課題文:
§

戦後・東京裁判
出典: フリー百科事典『ウィキペディア(Wikipedia)』 (2022/05/05 23:05 UTC 版)
石原は極東国際軍事裁判においては戦犯の指名から外れた。東条英機との対立が有利に働いたとの見方もあるが、実際には開廷前の検事団によるA級被告選定の席で、戦犯指定された石原広一郎を石原莞爾と勘違いしたことが原因だった。事態に気づいた検事が慌てて入院中の石原莞爾に面接するが、「重態」のため調書が作れず、最終的に被告リストから外された。 東京裁判には証人として山形県酒田の出張法廷に出廷し(これは病床の石原に尋問するために極東裁判所が特設したものである)、重ねて、満州事変は「支那軍の暴挙」に対する本庄関東軍司令官の命令による自衛行動であり、侵略ではないという持論を主張した。酒田出張法廷に出廷するため、リヤカーに乗って酒田へ出かけたが、この時のリヤカーを引いていたのが曺寧柱と大山倍達だといわれている。 この出張法廷では、判事に歴史をどこまでさかのぼって戦争責任を問うかを尋ね、「およそ日清・日露戦争までさかのぼる」との回答に対し、「それなら、ペルリ(ペリー)をあの世から連れてきて、この法廷で裁けばよい。もともと日本は鎖国していて、朝鮮も満州も不要であった。日本に略奪的な帝国主義を教えたのはアメリカ等の国だ」との持論を披露した。また、東條との確執についての質問には、「私には些細ながら思想がある。東條という人間には思想はまったくない。だから対立のしようがない」といい、ここでも東條の無能さをこきおろしたという。 実生活においては自ら政治や軍事の一線に関わることはなく、庄内の「西山農場」にて同志と共同生活を送った。 石原は東亜連盟を指導しながらマッカーサーやトルーマンらを批判。また、戦前の主張であった日米間で行われるとした「最終戦争論」を修正し、日本は日本国憲法第9条を武器として身に寸鉄を帯びず、米ソ間の争いを阻止し、最終戦争なしに世界が一つとなるべきとし、大アジア主義の観点から「我等は国共いづれが中国を支配するかを問わず、常にこれらと提携して東亜的指導原理の確立に努力すべきである」と主張した。 終戦間もない頃に、満洲事変では朝鮮軍-関東軍間の連絡将校を務めた元陸軍少将で大亜細亜協会幹部の金子定一が石原を訪問した際に、石原は自身を訪問してきたマッカーサーの側近に対して話したこととして「予は東條個人に恩怨なし、但し彼が戦争中言論抑圧を極度にしたるを悪む。これが日本を亡ぼした。後に来る者はこれに鑑むべきだ。又、日本の軍備撤廃は惜しくはない、次の時代は思いがけない軍備原子力武器が支配する」と語ったという。 病で動けなくなっていた石原は、1946年東京飯田橋の東京逓信病院に入院していた。この際、東京裁判の検事から尋問を受けているが、終始毅然とした態度を崩さず検事の高圧的な態度に怒りをもって抗議し、相手を睨みつけたという。同席した米記者マーク・ゲインは「きびしく、めったに瞬きもせず、私たちを射抜くような眼」と評している。

§

データ抜粋:

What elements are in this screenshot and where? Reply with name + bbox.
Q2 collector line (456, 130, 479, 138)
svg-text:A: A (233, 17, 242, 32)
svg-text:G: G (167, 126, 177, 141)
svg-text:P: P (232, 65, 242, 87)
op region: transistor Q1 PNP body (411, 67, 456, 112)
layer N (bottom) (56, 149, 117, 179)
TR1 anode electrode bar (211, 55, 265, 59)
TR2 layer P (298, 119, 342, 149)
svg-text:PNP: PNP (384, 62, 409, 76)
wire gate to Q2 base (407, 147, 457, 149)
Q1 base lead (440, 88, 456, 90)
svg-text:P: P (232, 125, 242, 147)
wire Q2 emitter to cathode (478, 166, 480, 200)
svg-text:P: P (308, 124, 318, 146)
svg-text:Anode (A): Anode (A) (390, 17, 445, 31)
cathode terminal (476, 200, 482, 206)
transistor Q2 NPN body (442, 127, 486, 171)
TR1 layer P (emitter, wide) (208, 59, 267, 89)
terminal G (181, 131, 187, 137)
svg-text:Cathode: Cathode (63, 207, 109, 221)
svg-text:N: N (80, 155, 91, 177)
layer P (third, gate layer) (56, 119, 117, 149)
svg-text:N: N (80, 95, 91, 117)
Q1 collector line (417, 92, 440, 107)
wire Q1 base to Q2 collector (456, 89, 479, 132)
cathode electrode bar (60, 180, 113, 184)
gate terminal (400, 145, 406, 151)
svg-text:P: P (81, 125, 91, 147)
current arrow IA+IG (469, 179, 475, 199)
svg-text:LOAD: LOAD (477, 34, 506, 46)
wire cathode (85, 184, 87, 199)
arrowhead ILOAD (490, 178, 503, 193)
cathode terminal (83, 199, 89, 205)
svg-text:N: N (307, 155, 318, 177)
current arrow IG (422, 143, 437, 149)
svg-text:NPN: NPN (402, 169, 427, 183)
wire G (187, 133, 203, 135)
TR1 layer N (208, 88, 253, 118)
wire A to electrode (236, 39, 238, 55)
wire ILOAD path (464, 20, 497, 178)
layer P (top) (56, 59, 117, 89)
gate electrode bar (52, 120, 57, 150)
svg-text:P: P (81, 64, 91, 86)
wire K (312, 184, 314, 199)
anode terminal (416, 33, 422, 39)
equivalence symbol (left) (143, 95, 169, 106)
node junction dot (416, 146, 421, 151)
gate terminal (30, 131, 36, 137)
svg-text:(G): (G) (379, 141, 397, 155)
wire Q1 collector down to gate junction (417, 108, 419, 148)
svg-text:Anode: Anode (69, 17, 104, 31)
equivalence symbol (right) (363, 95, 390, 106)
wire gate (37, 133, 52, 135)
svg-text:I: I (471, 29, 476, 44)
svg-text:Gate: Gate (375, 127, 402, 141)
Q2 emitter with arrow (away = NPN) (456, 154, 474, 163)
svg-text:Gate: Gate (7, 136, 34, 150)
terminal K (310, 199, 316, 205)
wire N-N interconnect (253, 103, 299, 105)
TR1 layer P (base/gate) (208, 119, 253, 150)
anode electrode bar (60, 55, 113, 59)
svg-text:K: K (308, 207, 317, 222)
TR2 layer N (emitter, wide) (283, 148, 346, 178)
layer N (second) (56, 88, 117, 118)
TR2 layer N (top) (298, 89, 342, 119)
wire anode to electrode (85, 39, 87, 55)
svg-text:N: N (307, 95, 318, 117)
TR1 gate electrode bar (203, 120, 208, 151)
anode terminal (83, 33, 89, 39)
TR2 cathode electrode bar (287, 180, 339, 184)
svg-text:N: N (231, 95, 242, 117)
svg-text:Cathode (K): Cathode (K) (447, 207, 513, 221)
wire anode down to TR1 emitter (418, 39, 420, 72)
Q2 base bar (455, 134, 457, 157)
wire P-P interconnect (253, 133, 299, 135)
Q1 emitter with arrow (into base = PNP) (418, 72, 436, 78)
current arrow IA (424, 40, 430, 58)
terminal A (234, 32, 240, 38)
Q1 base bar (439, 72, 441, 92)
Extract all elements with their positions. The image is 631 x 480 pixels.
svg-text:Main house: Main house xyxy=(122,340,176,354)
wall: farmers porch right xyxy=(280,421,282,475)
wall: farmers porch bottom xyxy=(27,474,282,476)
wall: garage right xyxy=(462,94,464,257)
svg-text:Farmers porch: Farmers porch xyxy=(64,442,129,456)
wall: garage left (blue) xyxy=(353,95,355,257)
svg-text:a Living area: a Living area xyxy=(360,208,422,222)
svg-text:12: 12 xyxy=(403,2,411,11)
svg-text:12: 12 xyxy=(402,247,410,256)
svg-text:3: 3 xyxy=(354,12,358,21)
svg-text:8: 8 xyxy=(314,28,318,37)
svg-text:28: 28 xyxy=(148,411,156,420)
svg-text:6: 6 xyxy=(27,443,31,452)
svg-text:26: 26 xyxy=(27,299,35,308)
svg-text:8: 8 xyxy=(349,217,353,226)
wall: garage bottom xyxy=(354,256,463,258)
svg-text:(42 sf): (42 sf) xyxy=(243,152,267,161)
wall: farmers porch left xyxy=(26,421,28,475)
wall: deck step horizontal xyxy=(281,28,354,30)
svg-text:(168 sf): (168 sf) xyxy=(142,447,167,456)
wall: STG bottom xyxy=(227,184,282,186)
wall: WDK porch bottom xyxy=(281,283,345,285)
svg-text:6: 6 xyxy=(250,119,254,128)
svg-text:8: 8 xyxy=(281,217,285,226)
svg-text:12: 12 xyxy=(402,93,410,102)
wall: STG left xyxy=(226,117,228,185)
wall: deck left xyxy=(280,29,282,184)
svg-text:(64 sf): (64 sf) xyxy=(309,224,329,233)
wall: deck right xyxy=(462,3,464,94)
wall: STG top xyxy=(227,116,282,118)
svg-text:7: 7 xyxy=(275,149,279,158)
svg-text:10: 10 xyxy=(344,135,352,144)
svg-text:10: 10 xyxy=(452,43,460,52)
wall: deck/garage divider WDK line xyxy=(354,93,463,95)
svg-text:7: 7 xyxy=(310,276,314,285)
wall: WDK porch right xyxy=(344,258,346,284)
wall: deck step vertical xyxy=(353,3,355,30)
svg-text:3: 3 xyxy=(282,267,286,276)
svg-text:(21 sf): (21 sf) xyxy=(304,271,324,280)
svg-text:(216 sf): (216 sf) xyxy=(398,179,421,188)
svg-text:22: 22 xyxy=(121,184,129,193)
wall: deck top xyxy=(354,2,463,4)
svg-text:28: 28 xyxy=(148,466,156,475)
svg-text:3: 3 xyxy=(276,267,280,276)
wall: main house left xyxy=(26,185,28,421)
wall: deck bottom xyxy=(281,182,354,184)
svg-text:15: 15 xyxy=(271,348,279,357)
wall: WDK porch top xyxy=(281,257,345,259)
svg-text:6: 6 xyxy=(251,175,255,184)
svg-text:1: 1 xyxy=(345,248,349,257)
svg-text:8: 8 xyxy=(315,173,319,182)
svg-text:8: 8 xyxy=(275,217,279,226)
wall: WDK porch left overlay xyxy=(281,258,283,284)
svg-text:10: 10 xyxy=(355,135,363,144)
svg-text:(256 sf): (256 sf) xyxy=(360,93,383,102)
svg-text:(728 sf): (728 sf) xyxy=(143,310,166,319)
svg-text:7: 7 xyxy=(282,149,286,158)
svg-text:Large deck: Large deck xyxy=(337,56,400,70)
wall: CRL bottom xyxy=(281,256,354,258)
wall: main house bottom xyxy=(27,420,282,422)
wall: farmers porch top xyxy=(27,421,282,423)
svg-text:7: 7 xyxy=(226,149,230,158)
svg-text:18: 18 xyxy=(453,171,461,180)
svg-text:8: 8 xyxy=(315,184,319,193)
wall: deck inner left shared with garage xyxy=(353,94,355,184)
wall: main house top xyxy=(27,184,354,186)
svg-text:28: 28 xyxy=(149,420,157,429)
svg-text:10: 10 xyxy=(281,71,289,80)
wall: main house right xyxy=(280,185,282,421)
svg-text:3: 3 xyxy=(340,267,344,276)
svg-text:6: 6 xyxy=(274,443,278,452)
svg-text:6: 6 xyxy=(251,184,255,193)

§

課題の指示: 東京裁判を扱った課題文の「病で動けなくなっていた石原は、1946年東京飯田橋の東京逓信病院に入院していた。」という一文を英語に翻訳せよ。

解答例: Ishiwara, who had become unable to move due to illness, was hospitalized in 1946 at Tokyo Teishin Hospital in Iidabashi, Tokyo.